__Instructions for the task__:
Reproduce the listing below without any change.

# Start of Data for processing

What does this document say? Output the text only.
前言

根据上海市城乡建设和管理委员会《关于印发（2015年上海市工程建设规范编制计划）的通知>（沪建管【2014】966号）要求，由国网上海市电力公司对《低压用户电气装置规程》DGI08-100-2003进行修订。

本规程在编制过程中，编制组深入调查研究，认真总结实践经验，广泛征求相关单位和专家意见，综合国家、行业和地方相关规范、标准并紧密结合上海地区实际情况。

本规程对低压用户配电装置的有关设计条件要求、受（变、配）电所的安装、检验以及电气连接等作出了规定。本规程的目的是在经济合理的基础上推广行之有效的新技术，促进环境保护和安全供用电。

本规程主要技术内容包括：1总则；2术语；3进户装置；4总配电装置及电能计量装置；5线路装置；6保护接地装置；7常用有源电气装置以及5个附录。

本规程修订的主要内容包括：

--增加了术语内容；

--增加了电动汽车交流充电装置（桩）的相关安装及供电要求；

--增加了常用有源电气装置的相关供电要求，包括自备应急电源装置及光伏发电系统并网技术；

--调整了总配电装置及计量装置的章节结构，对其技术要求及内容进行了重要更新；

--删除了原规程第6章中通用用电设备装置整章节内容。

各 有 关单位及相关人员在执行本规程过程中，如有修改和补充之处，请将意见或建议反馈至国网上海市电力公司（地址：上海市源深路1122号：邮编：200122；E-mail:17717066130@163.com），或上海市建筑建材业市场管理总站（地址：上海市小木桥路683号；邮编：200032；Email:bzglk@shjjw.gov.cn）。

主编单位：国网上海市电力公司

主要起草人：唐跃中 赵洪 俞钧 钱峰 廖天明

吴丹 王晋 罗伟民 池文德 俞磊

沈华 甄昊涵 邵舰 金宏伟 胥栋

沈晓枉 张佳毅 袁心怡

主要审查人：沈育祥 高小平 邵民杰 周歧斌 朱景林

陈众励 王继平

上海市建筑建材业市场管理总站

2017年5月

# End of Data for processing

__Problem solution__:
What does this document say? Output the text only.
前言

根据上海市城乡建设和管理委员会《关于印发（2015年上海市工程建设规范编制计划）的通知>（沪建管【2014】966号）要求，由国网上海市电力公司对《低压用户电气装置规程》DGI08-100-2003进行修订。

本规程在编制过程中，编制组深入调查研究，认真总结实践经验，广泛征求相关单位和专家意见，综合国家、行业和地方相关规范、标准并紧密结合上海地区实际情况。

本规程对低压用户配电装置的有关设计条件要求、受（变、配）电所的安装、检验以及电气连接等作出了规定。本规程的目的是在经济合理的基础上推广行之有效的新技术，促进环境保护和安全供用电。

本规程主要技术内容包括：1总则；2术语；3进户装置；4总配电装置及电能计量装置；5线路装置；6保护接地装置；7常用有源电气装置以及5个附录。

本规程修订的主要内容包括：

--增加了术语内容；

--增加了电动汽车交流充电装置（桩）的相关安装及供电要求；

--增加了常用有源电气装置的相关供电要求，包括自备应急电源装置及光伏发电系统并网技术；

--调整了总配电装置及计量装置的章节结构，对其技术要求及内容进行了重要更新；

--删除了原规程第6章中通用用电设备装置整章节内容。

各 有 关单位及相关人员在执行本规程过程中，如有修改和补充之处，请将意见或建议反馈至国网上海市电力公司（地址：上海市源深路1122号：邮编：200122；E-mail:17717066130@163.com），或上海市建筑建材业市场管理总站（地址：上海市小木桥路683号；邮编：200032；Email:bzglk@shjjw.gov.cn）。

主编单位：国网上海市电力公司

主要起草人：唐跃中 赵洪 俞钧 钱峰 廖天明

吴丹 王晋 罗伟民 池文德 俞磊

沈华 甄昊涵 邵舰 金宏伟 胥栋

沈晓枉 张佳毅 袁心怡

主要审查人：沈育祥 高小平 邵民杰 周歧斌 朱景林

陈众励 王继平

上海市建筑建材业市场管理总站

2017年5月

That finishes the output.